Challenge: Keep only those lines of the records that include the string "показано".

Supplied information:
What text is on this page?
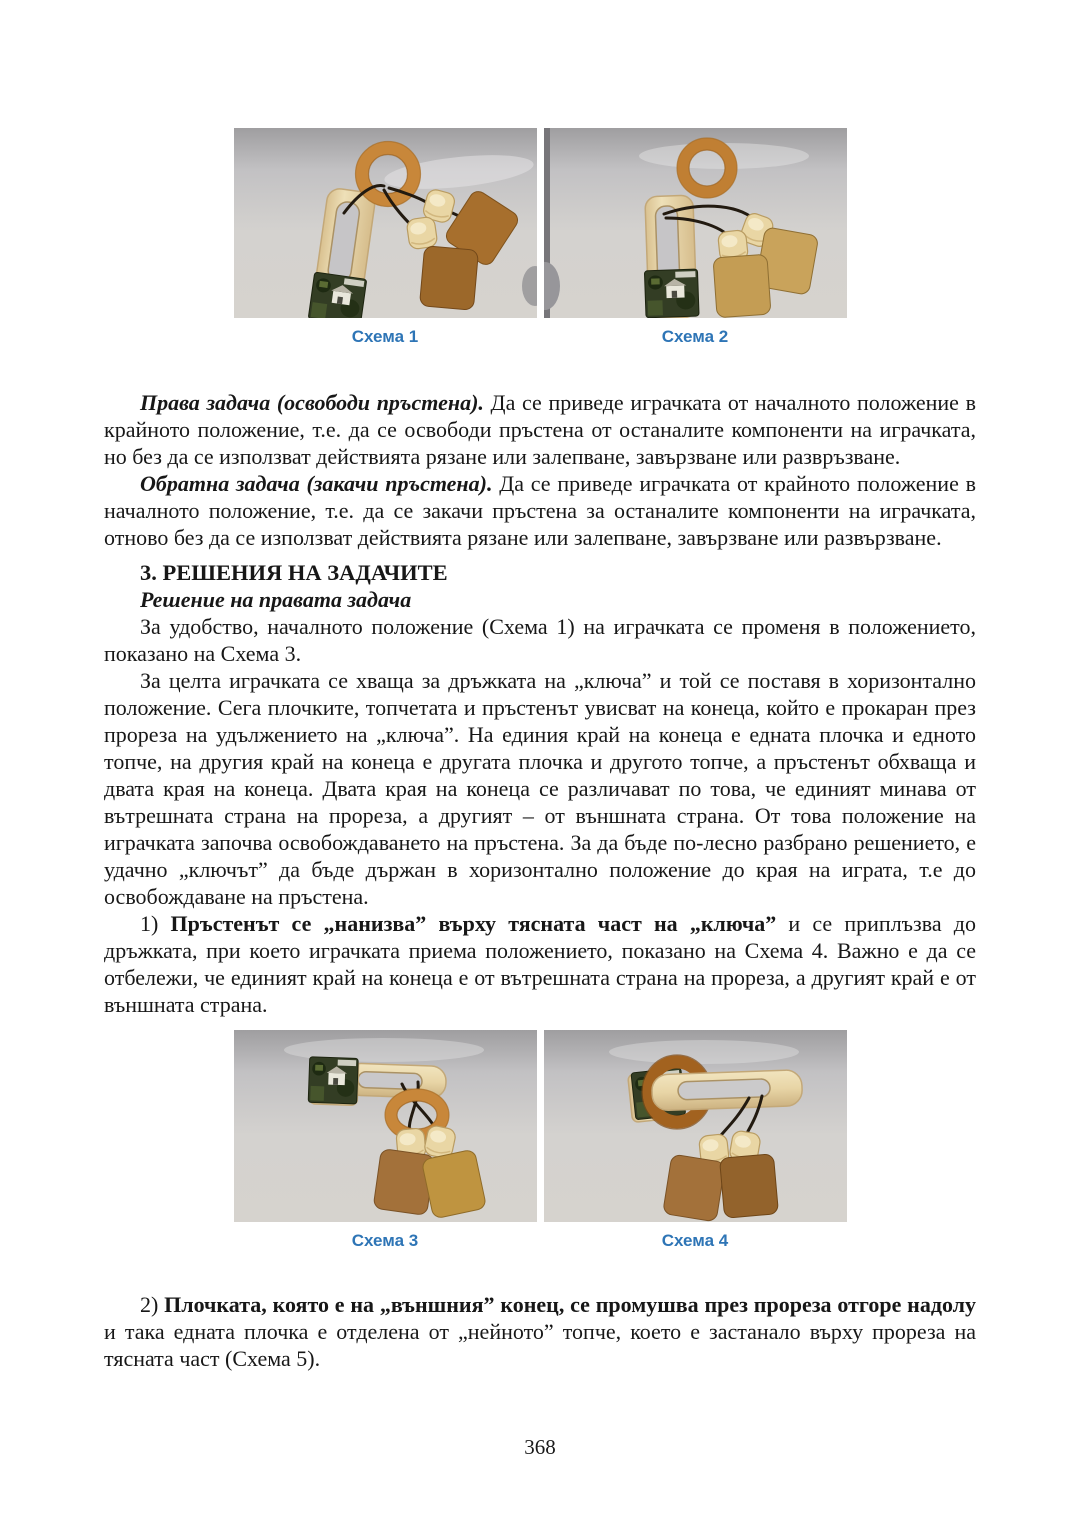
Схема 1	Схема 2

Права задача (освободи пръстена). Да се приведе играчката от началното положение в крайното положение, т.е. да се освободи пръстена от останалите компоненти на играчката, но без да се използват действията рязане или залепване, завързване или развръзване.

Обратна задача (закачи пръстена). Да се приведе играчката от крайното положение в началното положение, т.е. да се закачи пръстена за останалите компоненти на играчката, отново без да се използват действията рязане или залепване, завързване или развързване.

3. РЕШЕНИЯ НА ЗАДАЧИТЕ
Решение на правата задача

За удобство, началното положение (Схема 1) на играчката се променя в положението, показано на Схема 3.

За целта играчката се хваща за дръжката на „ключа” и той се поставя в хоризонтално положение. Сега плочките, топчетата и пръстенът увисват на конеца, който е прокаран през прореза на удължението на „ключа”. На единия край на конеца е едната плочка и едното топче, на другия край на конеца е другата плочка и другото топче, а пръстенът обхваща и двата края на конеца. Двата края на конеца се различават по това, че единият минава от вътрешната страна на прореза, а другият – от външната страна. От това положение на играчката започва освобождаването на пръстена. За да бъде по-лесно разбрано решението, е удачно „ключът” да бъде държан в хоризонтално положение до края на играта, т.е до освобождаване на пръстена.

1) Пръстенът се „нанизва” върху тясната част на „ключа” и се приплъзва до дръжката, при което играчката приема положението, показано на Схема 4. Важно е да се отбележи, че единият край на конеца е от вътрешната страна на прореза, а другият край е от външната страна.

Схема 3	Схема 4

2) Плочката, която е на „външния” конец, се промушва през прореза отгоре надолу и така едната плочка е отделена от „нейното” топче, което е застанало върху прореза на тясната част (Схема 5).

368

Written response:
За удобство, началното положение (Схема 1) на играчката се променя в положението, показано на Схема 3.
1) Пръстенът се „нанизва” върху тясната част на „ключа” и се приплъзва до дръжката, при което играчката приема положението, показано на Схема 4. Важно е да се отбележи, че единият край на конеца е от вътрешната страна на прореза, а другият край е от външната страна.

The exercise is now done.